■ SHORT TASK:
Determine the number of lines in these entries that hold the word "Chemistry". Give the number and nothing more.
───── MATERIAL SUPPLIED ─────
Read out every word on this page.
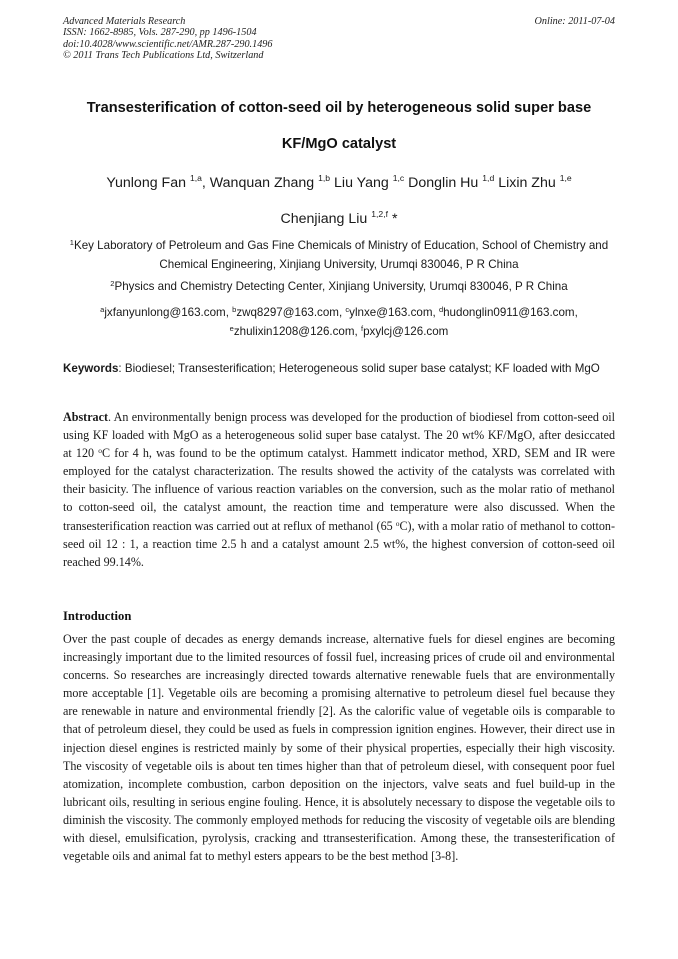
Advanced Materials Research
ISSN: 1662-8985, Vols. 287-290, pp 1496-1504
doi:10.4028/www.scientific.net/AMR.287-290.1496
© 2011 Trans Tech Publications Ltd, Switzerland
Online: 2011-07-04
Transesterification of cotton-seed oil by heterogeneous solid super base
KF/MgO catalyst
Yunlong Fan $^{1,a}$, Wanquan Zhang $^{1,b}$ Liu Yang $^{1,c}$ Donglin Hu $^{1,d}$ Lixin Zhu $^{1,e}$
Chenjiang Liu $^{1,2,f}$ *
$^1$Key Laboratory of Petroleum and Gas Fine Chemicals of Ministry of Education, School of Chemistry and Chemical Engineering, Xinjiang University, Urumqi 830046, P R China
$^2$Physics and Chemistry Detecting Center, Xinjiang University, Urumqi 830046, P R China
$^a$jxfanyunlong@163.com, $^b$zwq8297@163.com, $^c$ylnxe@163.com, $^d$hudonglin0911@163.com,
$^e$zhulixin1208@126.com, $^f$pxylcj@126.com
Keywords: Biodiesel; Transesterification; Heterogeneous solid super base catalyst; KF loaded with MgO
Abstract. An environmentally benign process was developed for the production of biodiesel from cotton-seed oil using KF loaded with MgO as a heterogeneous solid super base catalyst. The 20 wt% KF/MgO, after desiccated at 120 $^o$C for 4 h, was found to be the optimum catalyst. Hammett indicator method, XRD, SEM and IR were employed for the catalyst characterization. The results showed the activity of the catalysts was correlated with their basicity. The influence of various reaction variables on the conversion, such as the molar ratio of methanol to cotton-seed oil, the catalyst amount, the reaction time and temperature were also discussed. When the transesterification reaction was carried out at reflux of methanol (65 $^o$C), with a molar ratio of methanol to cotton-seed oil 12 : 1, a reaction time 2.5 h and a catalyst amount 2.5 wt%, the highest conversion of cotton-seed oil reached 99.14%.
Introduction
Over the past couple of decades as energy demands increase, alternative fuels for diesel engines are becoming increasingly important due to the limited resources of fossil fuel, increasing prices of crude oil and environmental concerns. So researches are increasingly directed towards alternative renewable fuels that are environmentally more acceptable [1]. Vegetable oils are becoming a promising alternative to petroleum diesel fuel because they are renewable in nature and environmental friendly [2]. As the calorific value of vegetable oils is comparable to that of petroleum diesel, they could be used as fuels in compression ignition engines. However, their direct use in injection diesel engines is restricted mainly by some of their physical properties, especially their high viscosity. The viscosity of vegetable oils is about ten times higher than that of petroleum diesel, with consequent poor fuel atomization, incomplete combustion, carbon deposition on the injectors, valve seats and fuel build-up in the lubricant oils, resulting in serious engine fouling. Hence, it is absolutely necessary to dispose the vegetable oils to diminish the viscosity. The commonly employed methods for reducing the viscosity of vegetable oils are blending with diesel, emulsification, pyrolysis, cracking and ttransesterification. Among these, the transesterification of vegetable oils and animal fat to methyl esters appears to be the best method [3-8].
─────
■ FINISHED TASK:
2